Ci siamo risvegliati, giorno 3 Giugno, sotto un cielo semicoperto.

Il programma della kermesse prevedeva il maxi concerto, alle 4 del pomeriggio. Sapevo che ci sarebbe stata calca sin da qualche ora prima e quindi, per precauzione, con la mia ragazza e gli amici decidemmo di muoverci con parecchio anticipo, ma il concetto di “parecchio” che ci eravamo prefissati non andava oltre qualche ora… Non avrei mai creduto che, passando dalla piazza del concerto per fare una perlustrazione mattutina, avrei trovato gente in coda dalle otto del mattino, ovvero otto ore prima dell’inizio ufficiale del concerto.

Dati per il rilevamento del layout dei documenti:

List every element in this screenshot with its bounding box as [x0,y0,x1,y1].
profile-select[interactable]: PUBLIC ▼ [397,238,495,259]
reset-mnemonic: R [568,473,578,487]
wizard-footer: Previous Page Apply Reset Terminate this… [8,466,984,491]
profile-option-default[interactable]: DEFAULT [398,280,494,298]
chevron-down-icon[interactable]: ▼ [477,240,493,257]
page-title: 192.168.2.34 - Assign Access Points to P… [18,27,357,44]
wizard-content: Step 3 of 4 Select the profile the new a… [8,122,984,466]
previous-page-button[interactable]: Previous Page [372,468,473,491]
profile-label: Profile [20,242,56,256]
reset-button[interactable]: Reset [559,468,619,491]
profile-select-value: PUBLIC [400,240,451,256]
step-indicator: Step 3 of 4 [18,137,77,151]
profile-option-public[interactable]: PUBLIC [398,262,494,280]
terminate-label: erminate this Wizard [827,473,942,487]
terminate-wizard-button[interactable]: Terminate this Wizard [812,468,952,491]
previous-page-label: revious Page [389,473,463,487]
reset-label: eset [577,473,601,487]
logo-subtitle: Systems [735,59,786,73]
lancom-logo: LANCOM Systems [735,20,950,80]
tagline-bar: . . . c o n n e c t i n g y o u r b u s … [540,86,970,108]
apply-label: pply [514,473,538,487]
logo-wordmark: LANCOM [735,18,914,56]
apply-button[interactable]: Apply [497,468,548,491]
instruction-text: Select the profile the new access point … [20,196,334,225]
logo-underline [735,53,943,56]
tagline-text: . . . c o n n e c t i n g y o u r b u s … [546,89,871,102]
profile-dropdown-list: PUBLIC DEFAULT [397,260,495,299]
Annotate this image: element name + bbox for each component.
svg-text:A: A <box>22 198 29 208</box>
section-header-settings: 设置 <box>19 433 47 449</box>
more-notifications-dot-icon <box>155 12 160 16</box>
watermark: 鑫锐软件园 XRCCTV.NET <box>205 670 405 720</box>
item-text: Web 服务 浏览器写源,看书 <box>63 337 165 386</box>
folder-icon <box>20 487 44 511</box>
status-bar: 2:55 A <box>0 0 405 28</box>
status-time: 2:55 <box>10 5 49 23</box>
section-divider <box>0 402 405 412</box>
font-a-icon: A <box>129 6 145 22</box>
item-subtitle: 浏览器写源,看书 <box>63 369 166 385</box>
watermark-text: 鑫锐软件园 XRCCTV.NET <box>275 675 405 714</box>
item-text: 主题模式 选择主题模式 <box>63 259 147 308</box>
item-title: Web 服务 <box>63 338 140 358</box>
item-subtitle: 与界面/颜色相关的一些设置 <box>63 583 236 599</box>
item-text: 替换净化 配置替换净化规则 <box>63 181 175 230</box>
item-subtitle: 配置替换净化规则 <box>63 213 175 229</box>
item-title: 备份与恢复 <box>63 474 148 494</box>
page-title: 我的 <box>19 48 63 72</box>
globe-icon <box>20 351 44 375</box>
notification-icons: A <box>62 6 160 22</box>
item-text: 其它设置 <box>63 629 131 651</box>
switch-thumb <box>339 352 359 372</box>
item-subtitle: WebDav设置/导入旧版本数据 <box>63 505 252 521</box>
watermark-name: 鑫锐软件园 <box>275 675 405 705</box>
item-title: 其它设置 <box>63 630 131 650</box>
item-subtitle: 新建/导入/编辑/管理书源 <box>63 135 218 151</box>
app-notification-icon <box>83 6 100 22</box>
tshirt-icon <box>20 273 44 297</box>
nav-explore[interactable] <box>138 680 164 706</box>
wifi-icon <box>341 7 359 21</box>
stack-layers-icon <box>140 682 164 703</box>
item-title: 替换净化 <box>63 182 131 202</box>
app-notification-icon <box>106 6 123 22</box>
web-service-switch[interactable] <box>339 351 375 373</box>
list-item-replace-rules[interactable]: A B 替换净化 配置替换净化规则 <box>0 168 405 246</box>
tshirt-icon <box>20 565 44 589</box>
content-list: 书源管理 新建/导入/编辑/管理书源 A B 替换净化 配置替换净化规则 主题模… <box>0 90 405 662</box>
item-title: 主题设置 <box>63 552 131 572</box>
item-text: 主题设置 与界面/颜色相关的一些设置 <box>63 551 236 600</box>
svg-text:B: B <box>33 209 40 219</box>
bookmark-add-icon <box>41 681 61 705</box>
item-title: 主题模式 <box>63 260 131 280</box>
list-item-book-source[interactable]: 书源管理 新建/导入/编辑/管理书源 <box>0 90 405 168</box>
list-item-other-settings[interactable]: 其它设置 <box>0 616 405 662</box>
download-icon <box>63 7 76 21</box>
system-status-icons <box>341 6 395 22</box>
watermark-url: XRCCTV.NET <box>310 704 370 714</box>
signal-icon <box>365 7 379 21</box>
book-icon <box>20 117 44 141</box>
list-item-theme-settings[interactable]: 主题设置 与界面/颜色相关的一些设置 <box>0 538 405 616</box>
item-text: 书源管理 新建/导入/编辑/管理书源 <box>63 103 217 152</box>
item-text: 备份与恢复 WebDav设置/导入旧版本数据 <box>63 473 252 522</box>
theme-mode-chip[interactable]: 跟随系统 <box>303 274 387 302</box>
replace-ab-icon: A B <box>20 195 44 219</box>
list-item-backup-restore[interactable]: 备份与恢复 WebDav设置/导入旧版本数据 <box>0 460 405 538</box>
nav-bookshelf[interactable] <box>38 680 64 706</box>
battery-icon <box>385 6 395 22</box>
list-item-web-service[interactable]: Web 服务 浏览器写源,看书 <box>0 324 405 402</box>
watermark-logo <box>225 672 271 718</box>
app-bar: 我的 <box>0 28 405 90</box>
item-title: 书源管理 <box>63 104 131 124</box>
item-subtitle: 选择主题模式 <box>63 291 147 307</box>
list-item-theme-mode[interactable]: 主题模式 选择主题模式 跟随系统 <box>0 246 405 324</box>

### Consegna
Nel brano, da che ora del mattino c'era gente in coda nella piazza del concerto? Per rispondere basati soltanto sul brano.

### Risposta
Dalle otto del mattino.